▶ _Kutipan Terpilih_
——
Apakah taubat dan istighfar tersebut harus dilakukan di masjid (tidak bisa dilakukan di rumah)?
Dalam situasi - kondisi semacam ini (khusus) shalat yang dikerjakan di rumah justru semakin membantu semangat taubat dan istighfar (dengan ikhlas), kenapa?
Bagi orang yang mencintai masjid (terbiasa shalat fardhu di masjid) - dengan shalat wajib di rumah terasa berat dan susah di hatinya. Namun, ia dapat menghayati betapa besar dampak buruk dan menakutkan dari dosa-dosa manusia.
Beberapa kondisi memiliki rukhshah (keringanan) dalam syariat Islam. Dan, Rasulullah Shallallahu 'Alaihi wa Sallam memerintahkan untuk mengambilnya (memanfaatkan) rukhshah (keringanan) tersebut melalui sabda Beliau (artinya),
"Itu adalah sedekah yang diberikan Allah terhadap kalian, terimalah keringanan yang Allah berikan."
——
▶ _Perintah Tugas 1_
Saring catatan di bawah ini dan tampilkan setiap baris yang memuat string "boxed".
——
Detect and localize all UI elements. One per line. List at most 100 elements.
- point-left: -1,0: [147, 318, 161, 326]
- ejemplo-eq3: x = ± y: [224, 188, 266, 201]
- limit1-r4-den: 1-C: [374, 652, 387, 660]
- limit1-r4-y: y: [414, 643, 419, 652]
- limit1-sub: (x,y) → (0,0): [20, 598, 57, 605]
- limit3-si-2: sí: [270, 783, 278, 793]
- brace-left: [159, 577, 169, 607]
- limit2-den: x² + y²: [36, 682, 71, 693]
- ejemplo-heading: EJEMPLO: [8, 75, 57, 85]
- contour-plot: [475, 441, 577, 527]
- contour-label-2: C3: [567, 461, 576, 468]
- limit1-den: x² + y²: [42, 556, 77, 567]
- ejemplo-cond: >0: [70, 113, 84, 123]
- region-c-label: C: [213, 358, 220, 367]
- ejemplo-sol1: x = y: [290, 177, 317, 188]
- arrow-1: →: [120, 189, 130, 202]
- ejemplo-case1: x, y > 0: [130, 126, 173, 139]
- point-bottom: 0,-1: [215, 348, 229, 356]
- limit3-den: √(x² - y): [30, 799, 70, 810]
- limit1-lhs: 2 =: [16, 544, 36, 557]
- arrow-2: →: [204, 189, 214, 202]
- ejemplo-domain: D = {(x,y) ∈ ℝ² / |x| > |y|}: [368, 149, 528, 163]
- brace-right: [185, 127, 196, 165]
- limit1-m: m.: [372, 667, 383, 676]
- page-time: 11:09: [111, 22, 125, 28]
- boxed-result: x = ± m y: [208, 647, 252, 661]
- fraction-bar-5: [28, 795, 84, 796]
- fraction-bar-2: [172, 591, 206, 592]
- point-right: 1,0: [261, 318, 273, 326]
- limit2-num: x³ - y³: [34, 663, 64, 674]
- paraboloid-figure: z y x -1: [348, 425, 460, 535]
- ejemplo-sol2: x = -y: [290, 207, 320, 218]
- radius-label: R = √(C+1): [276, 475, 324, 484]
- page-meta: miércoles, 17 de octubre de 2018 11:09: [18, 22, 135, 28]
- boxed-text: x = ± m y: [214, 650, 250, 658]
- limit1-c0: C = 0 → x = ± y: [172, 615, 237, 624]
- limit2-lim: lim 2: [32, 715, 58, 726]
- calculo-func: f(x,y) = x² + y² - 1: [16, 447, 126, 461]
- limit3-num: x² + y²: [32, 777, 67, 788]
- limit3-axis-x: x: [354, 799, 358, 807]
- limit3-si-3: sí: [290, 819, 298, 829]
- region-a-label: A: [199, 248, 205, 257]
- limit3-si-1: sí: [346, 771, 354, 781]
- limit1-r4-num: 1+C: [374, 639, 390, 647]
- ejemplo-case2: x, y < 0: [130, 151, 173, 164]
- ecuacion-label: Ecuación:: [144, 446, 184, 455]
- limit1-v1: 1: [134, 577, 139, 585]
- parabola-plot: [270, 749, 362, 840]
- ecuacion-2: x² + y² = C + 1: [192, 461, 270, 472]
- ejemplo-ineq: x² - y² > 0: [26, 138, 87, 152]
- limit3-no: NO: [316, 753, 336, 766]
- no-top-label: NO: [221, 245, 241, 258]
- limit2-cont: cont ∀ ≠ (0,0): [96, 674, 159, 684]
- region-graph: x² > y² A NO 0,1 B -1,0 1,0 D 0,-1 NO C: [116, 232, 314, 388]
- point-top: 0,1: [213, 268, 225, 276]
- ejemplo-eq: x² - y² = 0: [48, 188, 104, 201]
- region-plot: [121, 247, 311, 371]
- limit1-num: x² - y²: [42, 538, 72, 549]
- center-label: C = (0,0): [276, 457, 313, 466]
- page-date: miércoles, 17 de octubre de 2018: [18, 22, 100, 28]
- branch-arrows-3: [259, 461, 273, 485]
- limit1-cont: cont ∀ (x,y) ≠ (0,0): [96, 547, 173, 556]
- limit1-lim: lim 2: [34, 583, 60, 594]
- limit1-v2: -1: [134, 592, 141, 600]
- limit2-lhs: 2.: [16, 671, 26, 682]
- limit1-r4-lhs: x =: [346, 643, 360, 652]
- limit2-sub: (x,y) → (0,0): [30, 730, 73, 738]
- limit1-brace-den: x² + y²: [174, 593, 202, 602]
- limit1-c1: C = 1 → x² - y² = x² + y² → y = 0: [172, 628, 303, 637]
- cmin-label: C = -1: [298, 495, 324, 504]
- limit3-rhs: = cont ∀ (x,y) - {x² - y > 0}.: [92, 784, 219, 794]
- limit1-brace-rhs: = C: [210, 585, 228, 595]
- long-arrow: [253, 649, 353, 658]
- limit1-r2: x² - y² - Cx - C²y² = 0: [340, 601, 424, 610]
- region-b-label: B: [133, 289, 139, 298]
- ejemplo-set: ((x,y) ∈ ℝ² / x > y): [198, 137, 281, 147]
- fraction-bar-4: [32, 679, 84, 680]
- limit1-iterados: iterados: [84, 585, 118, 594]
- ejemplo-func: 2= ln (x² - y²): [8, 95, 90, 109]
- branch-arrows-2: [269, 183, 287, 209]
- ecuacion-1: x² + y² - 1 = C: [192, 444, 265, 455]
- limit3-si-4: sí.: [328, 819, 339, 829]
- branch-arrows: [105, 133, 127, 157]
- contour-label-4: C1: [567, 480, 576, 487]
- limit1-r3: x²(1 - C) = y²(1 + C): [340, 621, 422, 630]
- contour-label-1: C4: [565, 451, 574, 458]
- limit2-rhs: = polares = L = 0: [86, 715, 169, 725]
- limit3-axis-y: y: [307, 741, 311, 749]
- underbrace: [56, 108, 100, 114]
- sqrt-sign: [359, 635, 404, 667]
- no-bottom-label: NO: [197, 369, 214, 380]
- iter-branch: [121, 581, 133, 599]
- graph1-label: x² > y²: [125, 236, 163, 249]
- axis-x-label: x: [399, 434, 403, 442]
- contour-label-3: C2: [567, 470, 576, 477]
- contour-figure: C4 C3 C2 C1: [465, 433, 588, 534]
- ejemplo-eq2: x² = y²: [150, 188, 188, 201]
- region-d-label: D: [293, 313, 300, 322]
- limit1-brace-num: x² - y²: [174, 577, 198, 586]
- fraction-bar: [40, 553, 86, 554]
——
▶ _Perintah Tugas 2_
Gandakan tanpa perubahan bagian teks tentang taubat dan shalat di rumah, mulai dari "Apakah taubat dan" sampai dengan "dari dosa-dosa manusia.".

▶ _Hasil 1_
- boxed-result: x = ± m y: [208, 647, 252, 661]
- boxed-text: x = ± m y: [214, 650, 250, 658]

▶ _Hasil 2_
Apakah taubat dan istighfar tersebut harus dilakukan di masjid (tidak bisa dilakukan di rumah)?
Dalam situasi - kondisi semacam ini (khusus) shalat yang dikerjakan di rumah justru semakin membantu semangat taubat dan istighfar (dengan ikhlas), kenapa?
Bagi orang yang mencintai masjid (terbiasa shalat fardhu di masjid) - dengan shalat wajib di rumah terasa berat dan susah di hatinya. Namun, ia dapat menghayati betapa besar dampak buruk dan menakutkan dari dosa-dosa manusia.